begin

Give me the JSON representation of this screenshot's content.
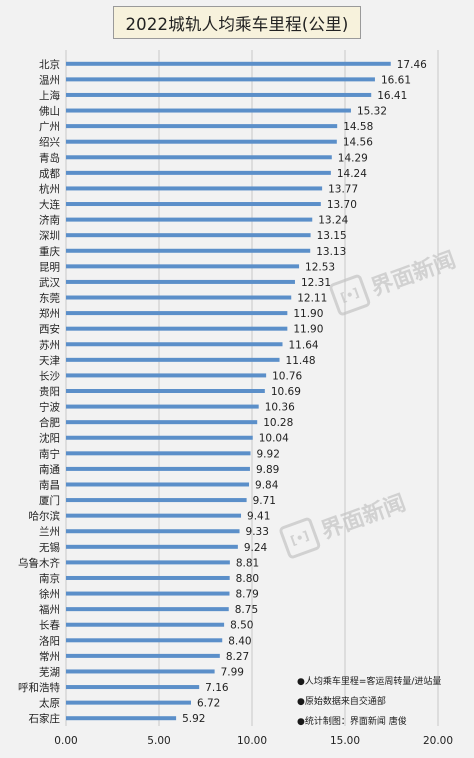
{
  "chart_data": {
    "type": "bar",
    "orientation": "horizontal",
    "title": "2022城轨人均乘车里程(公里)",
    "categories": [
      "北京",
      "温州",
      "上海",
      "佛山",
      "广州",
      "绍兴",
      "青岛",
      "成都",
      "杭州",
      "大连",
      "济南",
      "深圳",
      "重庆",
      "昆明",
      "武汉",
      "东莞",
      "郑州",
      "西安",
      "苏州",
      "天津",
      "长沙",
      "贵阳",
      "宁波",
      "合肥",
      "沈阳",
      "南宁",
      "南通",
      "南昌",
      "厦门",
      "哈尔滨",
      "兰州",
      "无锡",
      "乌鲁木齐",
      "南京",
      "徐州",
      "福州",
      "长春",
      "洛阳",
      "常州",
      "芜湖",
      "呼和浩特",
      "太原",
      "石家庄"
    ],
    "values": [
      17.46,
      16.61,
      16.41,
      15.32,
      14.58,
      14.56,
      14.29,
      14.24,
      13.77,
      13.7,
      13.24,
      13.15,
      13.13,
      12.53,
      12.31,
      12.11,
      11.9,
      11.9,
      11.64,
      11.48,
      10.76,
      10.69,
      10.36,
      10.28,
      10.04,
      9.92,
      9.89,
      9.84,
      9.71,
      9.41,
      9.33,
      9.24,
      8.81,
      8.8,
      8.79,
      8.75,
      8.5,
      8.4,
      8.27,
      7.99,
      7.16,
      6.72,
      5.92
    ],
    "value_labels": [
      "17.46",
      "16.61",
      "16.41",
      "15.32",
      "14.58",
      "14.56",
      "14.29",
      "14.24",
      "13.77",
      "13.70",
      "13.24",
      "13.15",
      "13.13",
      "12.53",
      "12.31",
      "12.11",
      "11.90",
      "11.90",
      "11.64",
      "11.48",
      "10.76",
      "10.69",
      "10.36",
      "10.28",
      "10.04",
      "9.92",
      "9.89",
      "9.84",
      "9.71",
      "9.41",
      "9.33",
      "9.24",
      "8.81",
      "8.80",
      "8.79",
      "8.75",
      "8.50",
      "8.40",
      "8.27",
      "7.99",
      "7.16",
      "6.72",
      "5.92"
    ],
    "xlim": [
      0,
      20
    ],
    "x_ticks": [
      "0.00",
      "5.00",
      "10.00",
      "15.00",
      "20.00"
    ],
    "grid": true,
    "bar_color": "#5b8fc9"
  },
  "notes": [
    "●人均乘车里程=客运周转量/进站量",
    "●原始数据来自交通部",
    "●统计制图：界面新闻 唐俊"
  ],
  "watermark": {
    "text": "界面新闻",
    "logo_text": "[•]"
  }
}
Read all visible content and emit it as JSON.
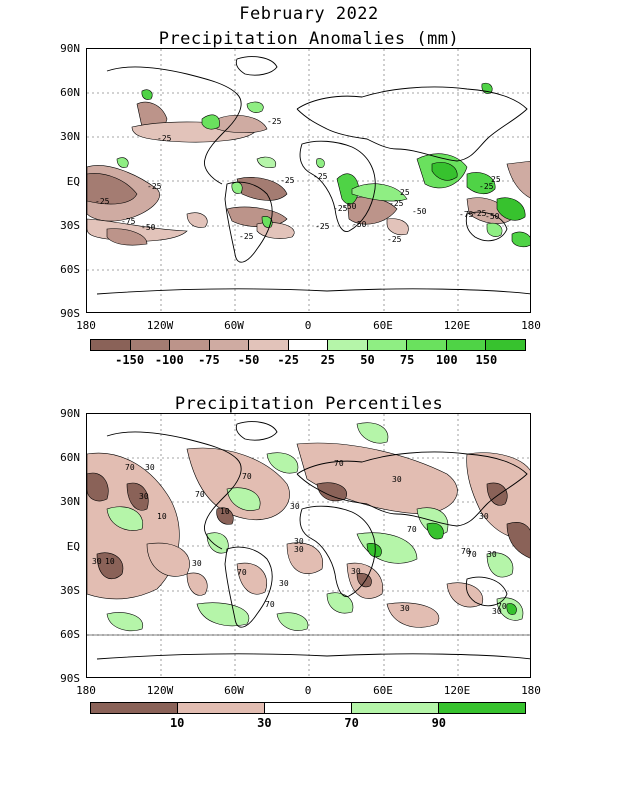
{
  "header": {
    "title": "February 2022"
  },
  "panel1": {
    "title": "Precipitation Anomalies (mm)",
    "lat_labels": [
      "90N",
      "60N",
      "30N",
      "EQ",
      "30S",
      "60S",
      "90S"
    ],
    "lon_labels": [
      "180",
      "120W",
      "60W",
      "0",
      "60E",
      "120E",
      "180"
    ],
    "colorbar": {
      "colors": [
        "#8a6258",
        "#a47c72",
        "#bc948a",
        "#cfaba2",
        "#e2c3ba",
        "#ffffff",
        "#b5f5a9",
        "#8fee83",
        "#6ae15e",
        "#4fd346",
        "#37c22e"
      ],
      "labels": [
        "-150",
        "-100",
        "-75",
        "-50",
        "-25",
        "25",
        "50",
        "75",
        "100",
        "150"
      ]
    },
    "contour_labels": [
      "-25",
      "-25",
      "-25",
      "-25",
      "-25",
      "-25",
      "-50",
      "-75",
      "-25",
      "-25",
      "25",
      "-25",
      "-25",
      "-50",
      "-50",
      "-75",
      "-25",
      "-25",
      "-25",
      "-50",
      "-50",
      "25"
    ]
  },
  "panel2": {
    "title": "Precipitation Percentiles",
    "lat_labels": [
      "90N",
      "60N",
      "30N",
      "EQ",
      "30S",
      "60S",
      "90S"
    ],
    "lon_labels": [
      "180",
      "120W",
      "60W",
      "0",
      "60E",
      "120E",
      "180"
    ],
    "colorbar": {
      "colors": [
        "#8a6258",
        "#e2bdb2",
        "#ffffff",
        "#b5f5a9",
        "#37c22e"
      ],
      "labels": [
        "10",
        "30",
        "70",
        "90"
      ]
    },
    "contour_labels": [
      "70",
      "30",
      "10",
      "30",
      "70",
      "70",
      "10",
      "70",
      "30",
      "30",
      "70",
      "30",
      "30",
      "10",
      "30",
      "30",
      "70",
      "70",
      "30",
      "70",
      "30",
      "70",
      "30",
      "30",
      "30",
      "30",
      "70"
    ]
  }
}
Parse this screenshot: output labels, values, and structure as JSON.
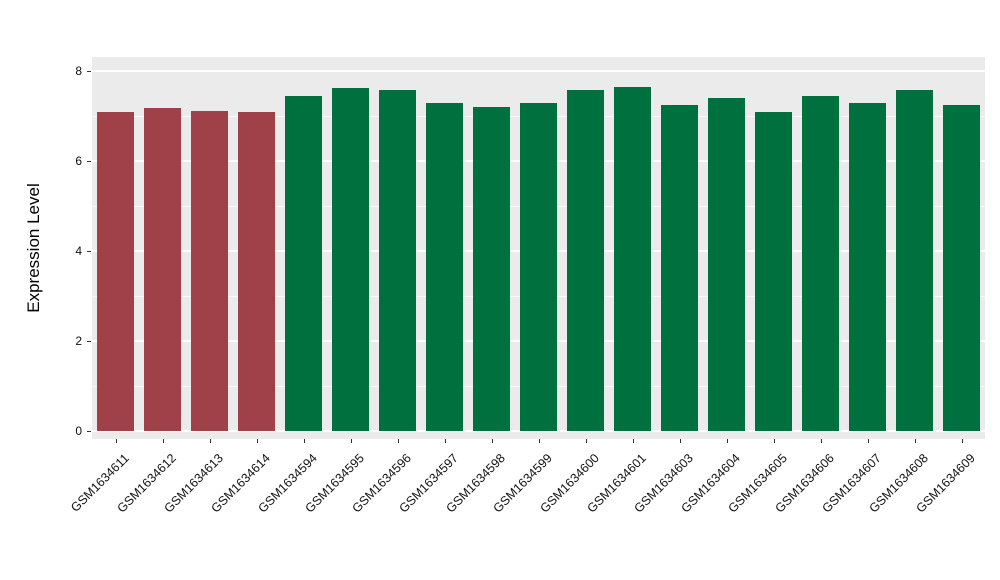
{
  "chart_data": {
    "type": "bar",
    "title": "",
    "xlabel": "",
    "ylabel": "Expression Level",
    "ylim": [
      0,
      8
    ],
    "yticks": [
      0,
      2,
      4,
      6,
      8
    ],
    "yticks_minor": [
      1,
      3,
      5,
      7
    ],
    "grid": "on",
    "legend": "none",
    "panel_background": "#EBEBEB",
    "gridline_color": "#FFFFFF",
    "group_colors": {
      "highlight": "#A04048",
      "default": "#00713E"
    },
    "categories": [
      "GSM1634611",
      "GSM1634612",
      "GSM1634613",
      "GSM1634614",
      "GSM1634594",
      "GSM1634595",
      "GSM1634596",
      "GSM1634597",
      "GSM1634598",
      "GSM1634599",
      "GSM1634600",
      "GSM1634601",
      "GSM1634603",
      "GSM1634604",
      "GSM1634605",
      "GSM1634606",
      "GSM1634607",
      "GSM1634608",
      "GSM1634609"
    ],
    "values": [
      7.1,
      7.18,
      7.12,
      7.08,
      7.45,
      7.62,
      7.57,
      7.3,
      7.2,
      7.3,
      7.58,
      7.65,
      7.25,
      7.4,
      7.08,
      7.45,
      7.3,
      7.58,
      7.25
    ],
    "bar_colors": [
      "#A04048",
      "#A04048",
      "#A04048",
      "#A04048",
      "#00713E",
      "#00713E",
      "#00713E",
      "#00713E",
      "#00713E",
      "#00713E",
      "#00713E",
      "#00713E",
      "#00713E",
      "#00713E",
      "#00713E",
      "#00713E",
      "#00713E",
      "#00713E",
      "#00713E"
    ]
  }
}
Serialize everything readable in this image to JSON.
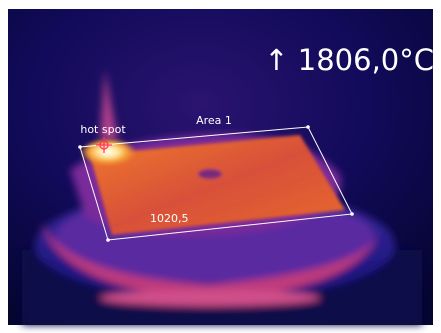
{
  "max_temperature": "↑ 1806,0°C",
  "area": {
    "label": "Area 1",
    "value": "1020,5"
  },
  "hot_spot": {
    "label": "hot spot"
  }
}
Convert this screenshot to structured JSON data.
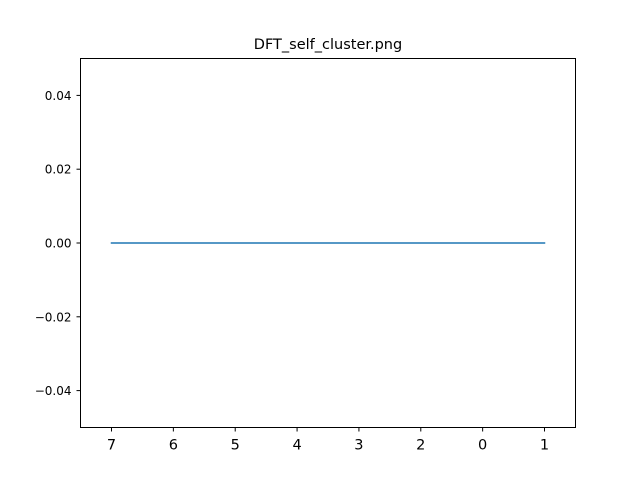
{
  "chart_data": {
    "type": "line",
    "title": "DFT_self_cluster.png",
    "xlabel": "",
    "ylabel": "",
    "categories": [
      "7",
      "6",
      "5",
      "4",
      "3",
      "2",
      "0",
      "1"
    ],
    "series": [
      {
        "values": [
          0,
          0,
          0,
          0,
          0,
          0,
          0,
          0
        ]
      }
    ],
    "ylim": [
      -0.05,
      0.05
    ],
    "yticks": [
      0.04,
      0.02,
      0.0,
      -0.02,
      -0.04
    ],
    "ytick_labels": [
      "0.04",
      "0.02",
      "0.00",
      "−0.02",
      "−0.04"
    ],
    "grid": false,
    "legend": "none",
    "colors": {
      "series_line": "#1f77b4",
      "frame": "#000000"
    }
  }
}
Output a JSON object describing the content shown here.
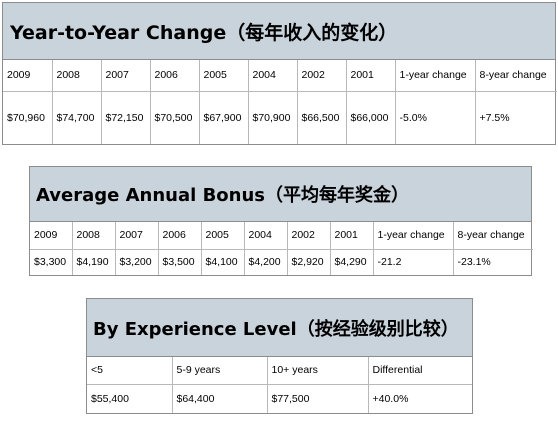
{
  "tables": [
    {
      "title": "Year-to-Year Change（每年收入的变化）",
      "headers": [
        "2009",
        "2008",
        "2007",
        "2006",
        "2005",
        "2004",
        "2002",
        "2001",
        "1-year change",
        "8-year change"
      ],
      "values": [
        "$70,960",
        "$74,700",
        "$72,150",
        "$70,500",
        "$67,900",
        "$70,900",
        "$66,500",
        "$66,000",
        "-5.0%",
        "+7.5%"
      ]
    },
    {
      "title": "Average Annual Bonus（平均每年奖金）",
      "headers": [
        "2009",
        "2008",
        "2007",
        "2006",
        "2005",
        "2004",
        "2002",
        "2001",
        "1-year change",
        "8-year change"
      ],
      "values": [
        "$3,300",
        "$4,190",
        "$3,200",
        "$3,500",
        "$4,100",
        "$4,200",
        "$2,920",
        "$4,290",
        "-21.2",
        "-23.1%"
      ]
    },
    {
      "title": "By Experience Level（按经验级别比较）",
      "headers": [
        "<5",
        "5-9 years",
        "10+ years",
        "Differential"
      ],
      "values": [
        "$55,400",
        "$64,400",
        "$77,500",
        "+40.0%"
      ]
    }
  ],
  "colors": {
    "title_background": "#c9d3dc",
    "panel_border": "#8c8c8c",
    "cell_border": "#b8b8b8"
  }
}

end

WRITTEN PROBLEM:
Copy every line of the listing that contains the word "JSON".

EXERCISE ANSWER:
Give me the JSON representation of this screenshot's content.
Read all visible content and emit it as JSON.
Parse this screenshot: output labels, values, and structure as JSON.
Serialize everything readable in this image to JSON.
Convert this screenshot to structured JSON data.
Output a JSON object describing the content shown here.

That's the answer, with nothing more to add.